Begin DATA TO PROCESS
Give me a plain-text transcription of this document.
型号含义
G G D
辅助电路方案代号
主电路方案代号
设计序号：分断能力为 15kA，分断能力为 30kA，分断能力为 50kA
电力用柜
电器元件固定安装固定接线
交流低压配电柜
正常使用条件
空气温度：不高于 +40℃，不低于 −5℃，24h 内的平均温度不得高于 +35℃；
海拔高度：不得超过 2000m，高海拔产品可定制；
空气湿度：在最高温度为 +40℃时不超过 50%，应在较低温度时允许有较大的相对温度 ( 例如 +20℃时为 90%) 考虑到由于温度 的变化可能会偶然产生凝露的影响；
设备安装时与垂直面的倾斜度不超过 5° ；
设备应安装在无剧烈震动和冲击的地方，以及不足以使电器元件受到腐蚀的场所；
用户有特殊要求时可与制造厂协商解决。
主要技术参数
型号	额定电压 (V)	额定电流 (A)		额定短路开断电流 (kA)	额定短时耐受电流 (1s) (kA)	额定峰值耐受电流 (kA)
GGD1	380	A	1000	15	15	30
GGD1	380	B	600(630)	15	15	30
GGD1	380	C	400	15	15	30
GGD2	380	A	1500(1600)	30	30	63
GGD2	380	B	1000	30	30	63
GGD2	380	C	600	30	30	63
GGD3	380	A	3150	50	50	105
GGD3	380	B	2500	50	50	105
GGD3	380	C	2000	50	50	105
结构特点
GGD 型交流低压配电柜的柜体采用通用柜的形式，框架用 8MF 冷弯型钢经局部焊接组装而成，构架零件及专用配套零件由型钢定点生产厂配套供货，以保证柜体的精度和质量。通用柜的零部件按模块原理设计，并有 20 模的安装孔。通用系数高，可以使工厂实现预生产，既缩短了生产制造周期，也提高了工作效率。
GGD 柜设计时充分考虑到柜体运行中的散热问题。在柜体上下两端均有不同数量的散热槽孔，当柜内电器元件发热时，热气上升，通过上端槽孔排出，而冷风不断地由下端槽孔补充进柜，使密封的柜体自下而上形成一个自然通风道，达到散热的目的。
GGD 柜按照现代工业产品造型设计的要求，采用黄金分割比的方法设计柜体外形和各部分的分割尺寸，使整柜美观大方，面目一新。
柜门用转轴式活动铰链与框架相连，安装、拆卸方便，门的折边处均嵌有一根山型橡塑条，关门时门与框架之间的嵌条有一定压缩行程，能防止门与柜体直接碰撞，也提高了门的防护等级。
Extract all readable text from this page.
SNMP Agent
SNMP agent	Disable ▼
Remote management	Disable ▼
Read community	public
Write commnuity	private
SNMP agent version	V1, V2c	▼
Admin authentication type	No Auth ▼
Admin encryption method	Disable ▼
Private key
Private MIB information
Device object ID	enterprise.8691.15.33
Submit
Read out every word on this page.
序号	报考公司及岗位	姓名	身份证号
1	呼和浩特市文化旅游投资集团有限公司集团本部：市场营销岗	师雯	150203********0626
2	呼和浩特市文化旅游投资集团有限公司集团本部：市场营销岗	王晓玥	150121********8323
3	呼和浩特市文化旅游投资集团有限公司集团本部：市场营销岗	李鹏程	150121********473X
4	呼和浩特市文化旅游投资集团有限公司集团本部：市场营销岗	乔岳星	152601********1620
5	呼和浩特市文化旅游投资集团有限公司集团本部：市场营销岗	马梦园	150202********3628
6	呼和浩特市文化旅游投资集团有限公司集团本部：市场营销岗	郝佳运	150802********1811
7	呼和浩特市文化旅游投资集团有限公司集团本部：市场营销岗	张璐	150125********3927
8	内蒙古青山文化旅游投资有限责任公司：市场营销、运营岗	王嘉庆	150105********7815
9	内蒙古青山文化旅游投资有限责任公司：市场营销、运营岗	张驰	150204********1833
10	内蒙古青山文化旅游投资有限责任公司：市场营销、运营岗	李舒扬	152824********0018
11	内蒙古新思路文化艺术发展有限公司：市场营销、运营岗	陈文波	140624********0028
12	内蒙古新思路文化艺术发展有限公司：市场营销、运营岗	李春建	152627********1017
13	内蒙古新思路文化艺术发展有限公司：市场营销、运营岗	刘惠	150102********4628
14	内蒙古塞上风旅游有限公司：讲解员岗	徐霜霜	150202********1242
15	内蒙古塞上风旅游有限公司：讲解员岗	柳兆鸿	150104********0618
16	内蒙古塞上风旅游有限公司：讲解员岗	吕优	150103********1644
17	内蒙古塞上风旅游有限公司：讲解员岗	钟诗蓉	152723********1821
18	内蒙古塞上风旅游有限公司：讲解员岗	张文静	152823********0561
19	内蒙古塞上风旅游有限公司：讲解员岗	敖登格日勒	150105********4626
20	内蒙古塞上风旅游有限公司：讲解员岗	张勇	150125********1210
End DATA TO PROCESS
WRITTEN PROBLEM: Please list every line of the records that contains "内蒙古青山文化旅游投资有限责任公司".

TASK SOLUTION:
8	内蒙古青山文化旅游投资有限责任公司：市场营销、运营岗	王嘉庆	150105********7815
9	内蒙古青山文化旅游投资有限责任公司：市场营销、运营岗	张驰	150204********1833
10	内蒙古青山文化旅游投资有限责任公司：市场营销、运营岗	李舒扬	152824********0018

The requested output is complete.